* [Task description]
Go through the records line by line and work out how many lines hold the word "relationship". Answer with the number only.

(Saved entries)
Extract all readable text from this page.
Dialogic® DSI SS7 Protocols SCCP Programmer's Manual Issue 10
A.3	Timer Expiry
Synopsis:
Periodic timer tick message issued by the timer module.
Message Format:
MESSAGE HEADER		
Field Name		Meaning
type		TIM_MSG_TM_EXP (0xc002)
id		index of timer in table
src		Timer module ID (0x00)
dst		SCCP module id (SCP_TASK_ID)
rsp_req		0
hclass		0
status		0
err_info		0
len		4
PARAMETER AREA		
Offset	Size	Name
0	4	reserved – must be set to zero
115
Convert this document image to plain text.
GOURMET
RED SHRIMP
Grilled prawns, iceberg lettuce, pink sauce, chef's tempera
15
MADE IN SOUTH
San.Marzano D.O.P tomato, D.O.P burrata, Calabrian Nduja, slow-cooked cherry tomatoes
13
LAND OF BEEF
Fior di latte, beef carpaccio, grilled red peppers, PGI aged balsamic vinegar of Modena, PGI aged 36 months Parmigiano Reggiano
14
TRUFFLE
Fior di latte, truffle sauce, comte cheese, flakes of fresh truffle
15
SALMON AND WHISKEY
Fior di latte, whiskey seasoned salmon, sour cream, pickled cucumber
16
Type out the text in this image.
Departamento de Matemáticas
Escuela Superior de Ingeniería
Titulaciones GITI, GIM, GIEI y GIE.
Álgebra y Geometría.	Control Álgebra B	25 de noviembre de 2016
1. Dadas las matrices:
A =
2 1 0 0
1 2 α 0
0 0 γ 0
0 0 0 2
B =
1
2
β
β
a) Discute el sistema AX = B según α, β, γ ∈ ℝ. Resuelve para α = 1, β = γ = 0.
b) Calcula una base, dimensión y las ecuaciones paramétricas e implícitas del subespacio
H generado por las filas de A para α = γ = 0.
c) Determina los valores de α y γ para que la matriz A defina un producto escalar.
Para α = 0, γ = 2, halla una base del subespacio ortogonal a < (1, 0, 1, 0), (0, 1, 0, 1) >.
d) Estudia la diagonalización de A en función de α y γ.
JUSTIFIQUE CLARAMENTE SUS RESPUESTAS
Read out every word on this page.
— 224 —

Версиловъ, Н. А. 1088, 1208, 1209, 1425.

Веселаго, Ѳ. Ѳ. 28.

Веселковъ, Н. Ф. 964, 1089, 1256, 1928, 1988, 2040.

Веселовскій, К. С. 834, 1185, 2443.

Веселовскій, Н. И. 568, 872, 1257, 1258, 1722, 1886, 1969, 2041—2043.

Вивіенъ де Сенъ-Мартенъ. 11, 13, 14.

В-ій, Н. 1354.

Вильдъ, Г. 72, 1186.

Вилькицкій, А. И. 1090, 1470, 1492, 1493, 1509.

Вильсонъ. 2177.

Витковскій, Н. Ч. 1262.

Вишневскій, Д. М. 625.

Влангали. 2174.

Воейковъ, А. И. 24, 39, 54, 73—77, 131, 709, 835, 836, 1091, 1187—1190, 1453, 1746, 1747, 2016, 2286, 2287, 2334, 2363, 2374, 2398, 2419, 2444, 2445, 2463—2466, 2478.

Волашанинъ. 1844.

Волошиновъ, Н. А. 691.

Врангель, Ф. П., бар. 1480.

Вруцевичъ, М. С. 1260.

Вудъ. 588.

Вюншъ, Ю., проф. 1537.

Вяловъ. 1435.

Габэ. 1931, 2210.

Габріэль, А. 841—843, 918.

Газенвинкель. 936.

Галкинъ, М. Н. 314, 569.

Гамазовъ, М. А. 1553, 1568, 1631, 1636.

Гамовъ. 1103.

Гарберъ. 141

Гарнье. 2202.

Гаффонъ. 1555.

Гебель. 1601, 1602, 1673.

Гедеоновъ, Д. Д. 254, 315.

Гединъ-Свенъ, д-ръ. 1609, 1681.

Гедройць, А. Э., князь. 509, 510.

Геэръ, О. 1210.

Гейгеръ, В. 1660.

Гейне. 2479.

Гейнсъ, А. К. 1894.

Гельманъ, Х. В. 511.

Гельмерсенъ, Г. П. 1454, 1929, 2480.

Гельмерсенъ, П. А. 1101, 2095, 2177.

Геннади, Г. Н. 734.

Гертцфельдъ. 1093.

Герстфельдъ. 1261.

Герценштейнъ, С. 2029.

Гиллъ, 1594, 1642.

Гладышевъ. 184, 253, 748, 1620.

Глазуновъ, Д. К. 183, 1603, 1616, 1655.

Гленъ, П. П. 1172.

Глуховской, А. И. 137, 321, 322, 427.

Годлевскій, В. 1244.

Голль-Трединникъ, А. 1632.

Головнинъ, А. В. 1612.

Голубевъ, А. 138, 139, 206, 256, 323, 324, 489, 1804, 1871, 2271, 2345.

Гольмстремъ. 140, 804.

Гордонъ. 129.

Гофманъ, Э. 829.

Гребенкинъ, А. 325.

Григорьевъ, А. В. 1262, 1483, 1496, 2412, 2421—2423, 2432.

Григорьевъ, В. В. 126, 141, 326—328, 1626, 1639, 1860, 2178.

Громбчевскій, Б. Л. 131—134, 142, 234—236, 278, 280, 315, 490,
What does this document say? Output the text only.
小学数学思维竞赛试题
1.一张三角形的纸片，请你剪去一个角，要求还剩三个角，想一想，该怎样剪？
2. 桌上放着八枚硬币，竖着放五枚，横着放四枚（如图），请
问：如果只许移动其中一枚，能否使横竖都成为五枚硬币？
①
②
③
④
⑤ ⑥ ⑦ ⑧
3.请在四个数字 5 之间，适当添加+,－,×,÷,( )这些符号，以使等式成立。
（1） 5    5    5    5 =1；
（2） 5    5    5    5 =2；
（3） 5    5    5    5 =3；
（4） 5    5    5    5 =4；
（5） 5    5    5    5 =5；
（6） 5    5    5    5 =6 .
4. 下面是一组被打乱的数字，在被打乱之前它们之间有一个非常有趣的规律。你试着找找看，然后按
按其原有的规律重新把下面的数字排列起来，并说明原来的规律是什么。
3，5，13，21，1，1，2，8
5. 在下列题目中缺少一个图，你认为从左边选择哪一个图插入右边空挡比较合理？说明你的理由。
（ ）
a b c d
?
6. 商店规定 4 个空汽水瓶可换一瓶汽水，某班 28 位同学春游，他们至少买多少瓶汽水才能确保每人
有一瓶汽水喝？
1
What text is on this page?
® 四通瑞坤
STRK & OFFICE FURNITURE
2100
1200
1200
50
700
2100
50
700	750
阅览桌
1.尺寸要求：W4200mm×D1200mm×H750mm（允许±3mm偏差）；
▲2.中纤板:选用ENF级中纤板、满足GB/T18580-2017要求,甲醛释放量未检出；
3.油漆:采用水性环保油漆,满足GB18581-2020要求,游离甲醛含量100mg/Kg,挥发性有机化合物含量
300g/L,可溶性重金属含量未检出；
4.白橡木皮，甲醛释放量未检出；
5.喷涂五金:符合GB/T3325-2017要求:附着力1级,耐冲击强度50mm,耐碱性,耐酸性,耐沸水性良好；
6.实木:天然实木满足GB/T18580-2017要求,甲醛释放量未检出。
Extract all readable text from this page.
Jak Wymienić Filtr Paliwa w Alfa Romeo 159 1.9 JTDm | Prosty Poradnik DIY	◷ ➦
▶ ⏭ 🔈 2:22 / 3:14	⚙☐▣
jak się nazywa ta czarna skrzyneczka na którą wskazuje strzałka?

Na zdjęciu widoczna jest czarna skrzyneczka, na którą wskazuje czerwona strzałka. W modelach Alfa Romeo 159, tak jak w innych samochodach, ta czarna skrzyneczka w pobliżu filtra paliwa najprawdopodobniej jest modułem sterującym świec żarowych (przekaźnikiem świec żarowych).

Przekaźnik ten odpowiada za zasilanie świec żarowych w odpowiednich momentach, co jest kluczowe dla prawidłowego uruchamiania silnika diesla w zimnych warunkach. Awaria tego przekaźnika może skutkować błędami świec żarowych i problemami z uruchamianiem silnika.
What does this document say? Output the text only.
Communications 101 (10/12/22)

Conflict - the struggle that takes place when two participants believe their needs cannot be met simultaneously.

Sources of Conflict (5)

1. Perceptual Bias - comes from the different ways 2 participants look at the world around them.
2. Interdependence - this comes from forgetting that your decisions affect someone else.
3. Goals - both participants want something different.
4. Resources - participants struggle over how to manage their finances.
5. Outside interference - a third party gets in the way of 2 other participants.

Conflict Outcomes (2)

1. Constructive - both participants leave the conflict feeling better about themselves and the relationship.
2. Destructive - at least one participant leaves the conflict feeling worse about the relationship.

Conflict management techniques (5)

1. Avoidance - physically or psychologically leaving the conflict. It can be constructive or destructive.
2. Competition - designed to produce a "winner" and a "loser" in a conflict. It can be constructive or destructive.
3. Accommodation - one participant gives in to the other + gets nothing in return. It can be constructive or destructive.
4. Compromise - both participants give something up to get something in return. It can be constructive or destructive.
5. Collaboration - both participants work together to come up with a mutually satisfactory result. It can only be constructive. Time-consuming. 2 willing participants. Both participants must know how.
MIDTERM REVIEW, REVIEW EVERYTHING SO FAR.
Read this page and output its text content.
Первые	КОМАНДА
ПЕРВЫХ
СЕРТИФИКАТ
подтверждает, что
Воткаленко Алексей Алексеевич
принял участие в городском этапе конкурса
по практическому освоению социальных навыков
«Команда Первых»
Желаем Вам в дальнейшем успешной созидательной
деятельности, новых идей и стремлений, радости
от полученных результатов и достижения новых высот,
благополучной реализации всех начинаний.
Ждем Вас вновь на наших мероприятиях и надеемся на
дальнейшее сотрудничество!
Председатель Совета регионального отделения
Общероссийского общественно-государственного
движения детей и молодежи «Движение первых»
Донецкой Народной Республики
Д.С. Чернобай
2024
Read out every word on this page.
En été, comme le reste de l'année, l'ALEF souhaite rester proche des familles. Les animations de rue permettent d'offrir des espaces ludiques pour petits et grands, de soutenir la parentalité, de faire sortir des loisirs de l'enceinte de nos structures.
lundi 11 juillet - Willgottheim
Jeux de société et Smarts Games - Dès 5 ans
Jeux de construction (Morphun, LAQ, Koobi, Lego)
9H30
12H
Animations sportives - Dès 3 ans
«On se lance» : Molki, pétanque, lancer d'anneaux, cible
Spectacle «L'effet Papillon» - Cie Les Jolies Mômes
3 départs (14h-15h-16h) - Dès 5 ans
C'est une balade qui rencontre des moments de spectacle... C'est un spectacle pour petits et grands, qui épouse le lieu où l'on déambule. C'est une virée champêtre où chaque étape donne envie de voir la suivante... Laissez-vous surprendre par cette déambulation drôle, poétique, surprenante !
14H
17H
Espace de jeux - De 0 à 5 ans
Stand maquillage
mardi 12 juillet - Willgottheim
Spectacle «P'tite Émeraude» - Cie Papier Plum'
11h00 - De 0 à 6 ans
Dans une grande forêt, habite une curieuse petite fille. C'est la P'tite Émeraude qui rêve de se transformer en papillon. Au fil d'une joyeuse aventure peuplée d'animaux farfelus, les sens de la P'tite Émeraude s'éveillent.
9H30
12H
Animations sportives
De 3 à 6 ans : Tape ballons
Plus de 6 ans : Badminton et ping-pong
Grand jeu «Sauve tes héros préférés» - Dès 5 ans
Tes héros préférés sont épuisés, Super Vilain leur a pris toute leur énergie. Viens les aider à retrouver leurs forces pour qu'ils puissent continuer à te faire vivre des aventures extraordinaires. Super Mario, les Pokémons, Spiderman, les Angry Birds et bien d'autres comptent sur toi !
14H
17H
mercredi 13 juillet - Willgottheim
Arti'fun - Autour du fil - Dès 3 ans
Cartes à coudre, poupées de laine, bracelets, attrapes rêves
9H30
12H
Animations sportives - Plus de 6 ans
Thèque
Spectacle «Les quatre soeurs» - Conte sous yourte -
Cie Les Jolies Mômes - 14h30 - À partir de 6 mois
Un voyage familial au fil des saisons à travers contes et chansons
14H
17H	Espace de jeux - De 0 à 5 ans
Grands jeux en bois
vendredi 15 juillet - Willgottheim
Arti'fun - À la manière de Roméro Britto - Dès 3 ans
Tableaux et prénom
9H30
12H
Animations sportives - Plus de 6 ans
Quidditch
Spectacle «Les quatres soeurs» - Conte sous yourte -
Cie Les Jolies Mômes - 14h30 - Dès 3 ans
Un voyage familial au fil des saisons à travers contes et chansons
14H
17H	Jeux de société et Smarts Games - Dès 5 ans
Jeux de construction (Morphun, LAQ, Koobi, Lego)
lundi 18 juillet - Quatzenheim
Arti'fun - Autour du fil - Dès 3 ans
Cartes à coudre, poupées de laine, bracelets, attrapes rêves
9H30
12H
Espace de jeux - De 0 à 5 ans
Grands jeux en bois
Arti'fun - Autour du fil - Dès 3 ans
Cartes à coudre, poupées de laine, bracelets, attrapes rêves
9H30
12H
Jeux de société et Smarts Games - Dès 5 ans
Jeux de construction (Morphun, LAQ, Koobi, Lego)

* [Finished answer]
2